═════ Input material
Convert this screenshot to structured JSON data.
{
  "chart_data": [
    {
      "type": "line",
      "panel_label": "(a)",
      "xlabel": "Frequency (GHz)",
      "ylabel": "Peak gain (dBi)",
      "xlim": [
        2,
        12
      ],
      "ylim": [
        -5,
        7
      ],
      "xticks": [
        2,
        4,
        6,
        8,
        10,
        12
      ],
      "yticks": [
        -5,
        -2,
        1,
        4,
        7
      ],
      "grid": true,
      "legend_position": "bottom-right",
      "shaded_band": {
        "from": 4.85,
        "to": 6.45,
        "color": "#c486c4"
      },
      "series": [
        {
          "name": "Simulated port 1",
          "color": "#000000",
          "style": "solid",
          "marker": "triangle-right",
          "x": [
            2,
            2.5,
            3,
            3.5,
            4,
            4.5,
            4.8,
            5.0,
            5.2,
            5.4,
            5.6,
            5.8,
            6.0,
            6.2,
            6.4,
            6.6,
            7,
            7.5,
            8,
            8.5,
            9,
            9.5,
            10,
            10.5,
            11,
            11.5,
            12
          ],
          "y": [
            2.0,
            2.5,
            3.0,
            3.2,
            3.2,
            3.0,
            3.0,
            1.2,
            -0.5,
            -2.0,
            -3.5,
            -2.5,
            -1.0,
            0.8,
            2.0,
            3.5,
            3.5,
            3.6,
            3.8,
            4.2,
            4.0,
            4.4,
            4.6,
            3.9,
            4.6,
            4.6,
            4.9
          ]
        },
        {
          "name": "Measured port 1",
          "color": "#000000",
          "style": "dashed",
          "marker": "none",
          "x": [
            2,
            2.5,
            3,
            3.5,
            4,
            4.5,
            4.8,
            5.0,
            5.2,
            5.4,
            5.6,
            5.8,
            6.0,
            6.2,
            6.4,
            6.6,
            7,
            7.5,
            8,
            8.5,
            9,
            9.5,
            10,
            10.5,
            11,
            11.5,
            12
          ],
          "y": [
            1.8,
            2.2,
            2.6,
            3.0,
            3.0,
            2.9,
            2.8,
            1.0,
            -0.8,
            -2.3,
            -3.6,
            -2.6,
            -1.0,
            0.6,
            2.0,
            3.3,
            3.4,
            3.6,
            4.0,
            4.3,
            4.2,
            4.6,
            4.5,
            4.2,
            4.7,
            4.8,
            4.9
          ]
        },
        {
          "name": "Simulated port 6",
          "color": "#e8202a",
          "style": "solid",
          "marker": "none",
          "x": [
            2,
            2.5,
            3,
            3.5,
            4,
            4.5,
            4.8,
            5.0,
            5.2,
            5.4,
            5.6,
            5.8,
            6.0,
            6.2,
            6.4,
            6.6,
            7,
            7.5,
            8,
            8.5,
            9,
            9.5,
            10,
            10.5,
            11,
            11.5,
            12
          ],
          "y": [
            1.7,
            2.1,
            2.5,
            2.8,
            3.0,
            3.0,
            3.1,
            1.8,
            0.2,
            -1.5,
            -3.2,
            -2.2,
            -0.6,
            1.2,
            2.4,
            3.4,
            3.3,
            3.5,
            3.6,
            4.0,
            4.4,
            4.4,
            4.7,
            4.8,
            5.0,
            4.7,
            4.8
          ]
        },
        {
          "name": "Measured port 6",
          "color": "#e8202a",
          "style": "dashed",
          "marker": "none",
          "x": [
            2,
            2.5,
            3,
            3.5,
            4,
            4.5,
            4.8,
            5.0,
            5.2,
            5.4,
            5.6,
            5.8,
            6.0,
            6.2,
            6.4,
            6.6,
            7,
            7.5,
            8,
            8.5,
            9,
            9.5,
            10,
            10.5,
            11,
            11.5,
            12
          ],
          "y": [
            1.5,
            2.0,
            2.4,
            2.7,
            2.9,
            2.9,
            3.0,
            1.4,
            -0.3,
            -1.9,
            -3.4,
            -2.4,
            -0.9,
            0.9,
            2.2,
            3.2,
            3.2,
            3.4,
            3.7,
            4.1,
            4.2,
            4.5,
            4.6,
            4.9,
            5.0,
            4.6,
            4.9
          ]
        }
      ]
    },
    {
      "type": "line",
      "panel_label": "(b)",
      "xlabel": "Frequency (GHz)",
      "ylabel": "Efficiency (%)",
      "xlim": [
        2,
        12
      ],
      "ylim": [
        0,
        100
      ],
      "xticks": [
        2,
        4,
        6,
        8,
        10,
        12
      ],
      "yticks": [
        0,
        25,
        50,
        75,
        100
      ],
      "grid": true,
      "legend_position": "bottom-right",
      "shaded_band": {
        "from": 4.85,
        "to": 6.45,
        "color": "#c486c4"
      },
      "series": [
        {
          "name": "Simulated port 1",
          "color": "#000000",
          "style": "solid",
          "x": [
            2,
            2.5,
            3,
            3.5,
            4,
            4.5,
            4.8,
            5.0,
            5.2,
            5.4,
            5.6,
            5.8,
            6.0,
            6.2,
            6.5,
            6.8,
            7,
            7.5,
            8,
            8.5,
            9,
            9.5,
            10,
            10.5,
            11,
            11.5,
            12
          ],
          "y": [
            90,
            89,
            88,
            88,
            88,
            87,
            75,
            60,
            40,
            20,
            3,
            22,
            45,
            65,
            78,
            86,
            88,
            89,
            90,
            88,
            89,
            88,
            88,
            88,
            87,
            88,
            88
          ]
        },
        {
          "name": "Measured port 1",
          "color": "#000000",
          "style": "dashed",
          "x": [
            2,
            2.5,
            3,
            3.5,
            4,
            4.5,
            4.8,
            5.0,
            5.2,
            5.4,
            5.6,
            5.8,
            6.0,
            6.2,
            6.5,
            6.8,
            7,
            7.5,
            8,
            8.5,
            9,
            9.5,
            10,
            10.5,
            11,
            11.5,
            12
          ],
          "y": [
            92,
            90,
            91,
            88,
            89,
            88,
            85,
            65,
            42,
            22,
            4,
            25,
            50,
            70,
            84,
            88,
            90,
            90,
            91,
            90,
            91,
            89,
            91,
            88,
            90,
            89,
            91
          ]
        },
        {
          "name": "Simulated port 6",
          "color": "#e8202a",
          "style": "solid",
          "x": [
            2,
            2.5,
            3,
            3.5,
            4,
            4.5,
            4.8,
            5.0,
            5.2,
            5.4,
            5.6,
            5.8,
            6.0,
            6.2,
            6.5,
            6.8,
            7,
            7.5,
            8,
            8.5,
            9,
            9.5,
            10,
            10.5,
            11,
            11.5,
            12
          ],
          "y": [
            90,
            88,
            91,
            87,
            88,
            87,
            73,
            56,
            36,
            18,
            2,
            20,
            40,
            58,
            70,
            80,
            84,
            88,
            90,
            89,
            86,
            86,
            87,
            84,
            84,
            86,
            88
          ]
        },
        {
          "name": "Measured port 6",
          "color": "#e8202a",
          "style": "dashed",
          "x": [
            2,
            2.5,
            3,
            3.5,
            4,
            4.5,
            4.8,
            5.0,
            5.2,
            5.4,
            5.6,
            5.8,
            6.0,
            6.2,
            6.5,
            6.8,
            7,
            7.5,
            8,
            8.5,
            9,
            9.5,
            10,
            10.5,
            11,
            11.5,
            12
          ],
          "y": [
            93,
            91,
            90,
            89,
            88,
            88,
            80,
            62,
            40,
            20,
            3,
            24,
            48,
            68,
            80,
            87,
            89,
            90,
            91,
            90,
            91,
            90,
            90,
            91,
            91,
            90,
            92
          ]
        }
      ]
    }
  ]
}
══════════
Stated task: Exactly reproduce all of the entries above.

Reply to the exercise:
Convert this screenshot to structured JSON data.
{
  "chart_data": [
    {
      "type": "line",
      "panel_label": "(a)",
      "xlabel": "Frequency (GHz)",
      "ylabel": "Peak gain (dBi)",
      "xlim": [
        2,
        12
      ],
      "ylim": [
        -5,
        7
      ],
      "xticks": [
        2,
        4,
        6,
        8,
        10,
        12
      ],
      "yticks": [
        -5,
        -2,
        1,
        4,
        7
      ],
      "grid": true,
      "legend_position": "bottom-right",
      "shaded_band": {
        "from": 4.85,
        "to": 6.45,
        "color": "#c486c4"
      },
      "series": [
        {
          "name": "Simulated port 1",
          "color": "#000000",
          "style": "solid",
          "marker": "triangle-right",
          "x": [
            2,
            2.5,
            3,
            3.5,
            4,
            4.5,
            4.8,
            5.0,
            5.2,
            5.4,
            5.6,
            5.8,
            6.0,
            6.2,
            6.4,
            6.6,
            7,
            7.5,
            8,
            8.5,
            9,
            9.5,
            10,
            10.5,
            11,
            11.5,
            12
          ],
          "y": [
            2.0,
            2.5,
            3.0,
            3.2,
            3.2,
            3.0,
            3.0,
            1.2,
            -0.5,
            -2.0,
            -3.5,
            -2.5,
            -1.0,
            0.8,
            2.0,
            3.5,
            3.5,
            3.6,
            3.8,
            4.2,
            4.0,
            4.4,
            4.6,
            3.9,
            4.6,
            4.6,
            4.9
          ]
        },
        {
          "name": "Measured port 1",
          "color": "#000000",
          "style": "dashed",
          "marker": "none",
          "x": [
            2,
            2.5,
            3,
            3.5,
            4,
            4.5,
            4.8,
            5.0,
            5.2,
            5.4,
            5.6,
            5.8,
            6.0,
            6.2,
            6.4,
            6.6,
            7,
            7.5,
            8,
            8.5,
            9,
            9.5,
            10,
            10.5,
            11,
            11.5,
            12
          ],
          "y": [
            1.8,
            2.2,
            2.6,
            3.0,
            3.0,
            2.9,
            2.8,
            1.0,
            -0.8,
            -2.3,
            -3.6,
            -2.6,
            -1.0,
            0.6,
            2.0,
            3.3,
            3.4,
            3.6,
            4.0,
            4.3,
            4.2,
            4.6,
            4.5,
            4.2,
            4.7,
            4.8,
            4.9
          ]
        },
        {
          "name": "Simulated port 6",
          "color": "#e8202a",
          "style": "solid",
          "marker": "none",
          "x": [
            2,
            2.5,
            3,
            3.5,
            4,
            4.5,
            4.8,
            5.0,
            5.2,
            5.4,
            5.6,
            5.8,
            6.0,
            6.2,
            6.4,
            6.6,
            7,
            7.5,
            8,
            8.5,
            9,
            9.5,
            10,
            10.5,
            11,
            11.5,
            12
          ],
          "y": [
            1.7,
            2.1,
            2.5,
            2.8,
            3.0,
            3.0,
            3.1,
            1.8,
            0.2,
            -1.5,
            -3.2,
            -2.2,
            -0.6,
            1.2,
            2.4,
            3.4,
            3.3,
            3.5,
            3.6,
            4.0,
            4.4,
            4.4,
            4.7,
            4.8,
            5.0,
            4.7,
            4.8
          ]
        },
        {
          "name": "Measured port 6",
          "color": "#e8202a",
          "style": "dashed",
          "marker": "none",
          "x": [
            2,
            2.5,
            3,
            3.5,
            4,
            4.5,
            4.8,
            5.0,
            5.2,
            5.4,
            5.6,
            5.8,
            6.0,
            6.2,
            6.4,
            6.6,
            7,
            7.5,
            8,
            8.5,
            9,
            9.5,
            10,
            10.5,
            11,
            11.5,
            12
          ],
          "y": [
            1.5,
            2.0,
            2.4,
            2.7,
            2.9,
            2.9,
            3.0,
            1.4,
            -0.3,
            -1.9,
            -3.4,
            -2.4,
            -0.9,
            0.9,
            2.2,
            3.2,
            3.2,
            3.4,
            3.7,
            4.1,
            4.2,
            4.5,
            4.6,
            4.9,
            5.0,
            4.6,
            4.9
          ]
        }
      ]
    },
    {
      "type": "line",
      "panel_label": "(b)",
      "xlabel": "Frequency (GHz)",
      "ylabel": "Efficiency (%)",
      "xlim": [
        2,
        12
      ],
      "ylim": [
        0,
        100
      ],
      "xticks": [
        2,
        4,
        6,
        8,
        10,
        12
      ],
      "yticks": [
        0,
        25,
        50,
        75,
        100
      ],
      "grid": true,
      "legend_position": "bottom-right",
      "shaded_band": {
        "from": 4.85,
        "to": 6.45,
        "color": "#c486c4"
      },
      "series": [
        {
          "name": "Simulated port 1",
          "color": "#000000",
          "style": "solid",
          "x": [
            2,
            2.5,
            3,
            3.5,
            4,
            4.5,
            4.8,
            5.0,
            5.2,
            5.4,
            5.6,
            5.8,
            6.0,
            6.2,
            6.5,
            6.8,
            7,
            7.5,
            8,
            8.5,
            9,
            9.5,
            10,
            10.5,
            11,
            11.5,
            12
          ],
          "y": [
            90,
            89,
            88,
            88,
            88,
            87,
            75,
            60,
            40,
            20,
            3,
            22,
            45,
            65,
            78,
            86,
            88,
            89,
            90,
            88,
            89,
            88,
            88,
            88,
            87,
            88,
            88
          ]
        },
        {
          "name": "Measured port 1",
          "color": "#000000",
          "style": "dashed",
          "x": [
            2,
            2.5,
            3,
            3.5,
            4,
            4.5,
            4.8,
            5.0,
            5.2,
            5.4,
            5.6,
            5.8,
            6.0,
            6.2,
            6.5,
            6.8,
            7,
            7.5,
            8,
            8.5,
            9,
            9.5,
            10,
            10.5,
            11,
            11.5,
            12
          ],
          "y": [
            92,
            90,
            91,
            88,
            89,
            88,
            85,
            65,
            42,
            22,
            4,
            25,
            50,
            70,
            84,
            88,
            90,
            90,
            91,
            90,
            91,
            89,
            91,
            88,
            90,
            89,
            91
          ]
        },
        {
          "name": "Simulated port 6",
          "color": "#e8202a",
          "style": "solid",
          "x": [
            2,
            2.5,
            3,
            3.5,
            4,
            4.5,
            4.8,
            5.0,
            5.2,
            5.4,
            5.6,
            5.8,
            6.0,
            6.2,
            6.5,
            6.8,
            7,
            7.5,
            8,
            8.5,
            9,
            9.5,
            10,
            10.5,
            11,
            11.5,
            12
          ],
          "y": [
            90,
            88,
            91,
            87,
            88,
            87,
            73,
            56,
            36,
            18,
            2,
            20,
            40,
            58,
            70,
            80,
            84,
            88,
            90,
            89,
            86,
            86,
            87,
            84,
            84,
            86,
            88
          ]
        },
        {
          "name": "Measured port 6",
          "color": "#e8202a",
          "style": "dashed",
          "x": [
            2,
            2.5,
            3,
            3.5,
            4,
            4.5,
            4.8,
            5.0,
            5.2,
            5.4,
            5.6,
            5.8,
            6.0,
            6.2,
            6.5,
            6.8,
            7,
            7.5,
            8,
            8.5,
            9,
            9.5,
            10,
            10.5,
            11,
            11.5,
            12
          ],
          "y": [
            93,
            91,
            90,
            89,
            88,
            88,
            80,
            62,
            40,
            20,
            3,
            24,
            48,
            68,
            80,
            87,
            89,
            90,
            91,
            90,
            91,
            90,
            90,
            91,
            91,
            90,
            92
          ]
        }
      ]
    }
  ]
}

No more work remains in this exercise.